> **Records supplied**
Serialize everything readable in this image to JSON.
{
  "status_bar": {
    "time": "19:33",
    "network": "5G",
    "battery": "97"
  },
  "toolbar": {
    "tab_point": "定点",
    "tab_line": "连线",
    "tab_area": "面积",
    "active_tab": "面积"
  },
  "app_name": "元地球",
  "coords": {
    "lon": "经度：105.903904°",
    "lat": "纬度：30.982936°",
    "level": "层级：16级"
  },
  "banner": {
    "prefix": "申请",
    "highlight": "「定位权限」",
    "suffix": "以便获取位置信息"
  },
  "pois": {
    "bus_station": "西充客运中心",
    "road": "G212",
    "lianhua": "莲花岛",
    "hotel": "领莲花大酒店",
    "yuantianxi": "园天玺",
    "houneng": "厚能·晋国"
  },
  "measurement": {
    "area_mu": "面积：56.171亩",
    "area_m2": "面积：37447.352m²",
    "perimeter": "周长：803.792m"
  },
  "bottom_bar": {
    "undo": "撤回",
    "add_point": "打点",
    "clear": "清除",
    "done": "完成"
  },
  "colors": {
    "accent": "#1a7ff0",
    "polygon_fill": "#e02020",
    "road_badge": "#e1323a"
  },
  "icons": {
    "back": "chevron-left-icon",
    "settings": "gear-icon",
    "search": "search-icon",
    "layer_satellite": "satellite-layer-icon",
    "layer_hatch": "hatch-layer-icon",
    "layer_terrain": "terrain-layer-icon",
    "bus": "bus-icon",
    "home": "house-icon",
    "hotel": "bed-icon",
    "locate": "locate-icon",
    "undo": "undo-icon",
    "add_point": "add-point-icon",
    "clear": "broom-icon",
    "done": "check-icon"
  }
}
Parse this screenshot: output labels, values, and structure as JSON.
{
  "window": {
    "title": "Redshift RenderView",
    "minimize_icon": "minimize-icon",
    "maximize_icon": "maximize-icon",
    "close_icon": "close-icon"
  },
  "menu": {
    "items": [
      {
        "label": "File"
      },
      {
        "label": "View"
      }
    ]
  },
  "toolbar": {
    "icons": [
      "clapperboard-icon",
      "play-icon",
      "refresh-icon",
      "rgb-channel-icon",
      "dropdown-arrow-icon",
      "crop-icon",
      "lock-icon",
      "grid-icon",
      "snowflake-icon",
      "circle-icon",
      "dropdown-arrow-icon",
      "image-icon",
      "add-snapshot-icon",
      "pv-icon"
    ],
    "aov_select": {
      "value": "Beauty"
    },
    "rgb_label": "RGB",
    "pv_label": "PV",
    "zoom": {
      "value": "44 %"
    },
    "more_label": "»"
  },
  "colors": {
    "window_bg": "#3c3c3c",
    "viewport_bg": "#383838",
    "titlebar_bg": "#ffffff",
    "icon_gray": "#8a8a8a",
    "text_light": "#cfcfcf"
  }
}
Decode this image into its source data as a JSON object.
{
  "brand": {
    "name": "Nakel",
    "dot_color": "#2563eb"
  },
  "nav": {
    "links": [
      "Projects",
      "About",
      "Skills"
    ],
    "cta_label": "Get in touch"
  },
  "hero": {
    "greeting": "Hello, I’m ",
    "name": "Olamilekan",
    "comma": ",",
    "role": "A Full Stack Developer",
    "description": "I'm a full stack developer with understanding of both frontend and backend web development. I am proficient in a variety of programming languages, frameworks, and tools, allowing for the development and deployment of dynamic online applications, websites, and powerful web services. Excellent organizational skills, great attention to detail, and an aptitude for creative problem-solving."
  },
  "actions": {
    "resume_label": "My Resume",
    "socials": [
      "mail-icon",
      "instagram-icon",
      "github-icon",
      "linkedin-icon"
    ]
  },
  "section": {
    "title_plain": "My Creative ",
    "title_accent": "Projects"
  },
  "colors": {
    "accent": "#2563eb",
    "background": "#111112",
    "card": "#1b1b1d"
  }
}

> **Task details**
Retype the listing exactly, in full.

> **Task output**
Serialize everything readable in this image to JSON.
{
  "status_bar": {
    "time": "19:33",
    "network": "5G",
    "battery": "97"
  },
  "toolbar": {
    "tab_point": "定点",
    "tab_line": "连线",
    "tab_area": "面积",
    "active_tab": "面积"
  },
  "app_name": "元地球",
  "coords": {
    "lon": "经度：105.903904°",
    "lat": "纬度：30.982936°",
    "level": "层级：16级"
  },
  "banner": {
    "prefix": "申请",
    "highlight": "「定位权限」",
    "suffix": "以便获取位置信息"
  },
  "pois": {
    "bus_station": "西充客运中心",
    "road": "G212",
    "lianhua": "莲花岛",
    "hotel": "领莲花大酒店",
    "yuantianxi": "园天玺",
    "houneng": "厚能·晋国"
  },
  "measurement": {
    "area_mu": "面积：56.171亩",
    "area_m2": "面积：37447.352m²",
    "perimeter": "周长：803.792m"
  },
  "bottom_bar": {
    "undo": "撤回",
    "add_point": "打点",
    "clear": "清除",
    "done": "完成"
  },
  "colors": {
    "accent": "#1a7ff0",
    "polygon_fill": "#e02020",
    "road_badge": "#e1323a"
  },
  "icons": {
    "back": "chevron-left-icon",
    "settings": "gear-icon",
    "search": "search-icon",
    "layer_satellite": "satellite-layer-icon",
    "layer_hatch": "hatch-layer-icon",
    "layer_terrain": "terrain-layer-icon",
    "bus": "bus-icon",
    "home": "house-icon",
    "hotel": "bed-icon",
    "locate": "locate-icon",
    "undo": "undo-icon",
    "add_point": "add-point-icon",
    "clear": "broom-icon",
    "done": "check-icon"
  }
}
Parse this screenshot: output labels, values, and structure as JSON.
{
  "window": {
    "title": "Redshift RenderView",
    "minimize_icon": "minimize-icon",
    "maximize_icon": "maximize-icon",
    "close_icon": "close-icon"
  },
  "menu": {
    "items": [
      {
        "label": "File"
      },
      {
        "label": "View"
      }
    ]
  },
  "toolbar": {
    "icons": [
      "clapperboard-icon",
      "play-icon",
      "refresh-icon",
      "rgb-channel-icon",
      "dropdown-arrow-icon",
      "crop-icon",
      "lock-icon",
      "grid-icon",
      "snowflake-icon",
      "circle-icon",
      "dropdown-arrow-icon",
      "image-icon",
      "add-snapshot-icon",
      "pv-icon"
    ],
    "aov_select": {
      "value": "Beauty"
    },
    "rgb_label": "RGB",
    "pv_label": "PV",
    "zoom": {
      "value": "44 %"
    },
    "more_label": "»"
  },
  "colors": {
    "window_bg": "#3c3c3c",
    "viewport_bg": "#383838",
    "titlebar_bg": "#ffffff",
    "icon_gray": "#8a8a8a",
    "text_light": "#cfcfcf"
  }
}
Decode this image into its source data as a JSON object.
{
  "brand": {
    "name": "Nakel",
    "dot_color": "#2563eb"
  },
  "nav": {
    "links": [
      "Projects",
      "About",
      "Skills"
    ],
    "cta_label": "Get in touch"
  },
  "hero": {
    "greeting": "Hello, I’m ",
    "name": "Olamilekan",
    "comma": ",",
    "role": "A Full Stack Developer",
    "description": "I'm a full stack developer with understanding of both frontend and backend web development. I am proficient in a variety of programming languages, frameworks, and tools, allowing for the development and deployment of dynamic online applications, websites, and powerful web services. Excellent organizational skills, great attention to detail, and an aptitude for creative problem-solving."
  },
  "actions": {
    "resume_label": "My Resume",
    "socials": [
      "mail-icon",
      "instagram-icon",
      "github-icon",
      "linkedin-icon"
    ]
  },
  "section": {
    "title_plain": "My Creative ",
    "title_accent": "Projects"
  },
  "colors": {
    "accent": "#2563eb",
    "background": "#111112",
    "card": "#1b1b1d"
  }
}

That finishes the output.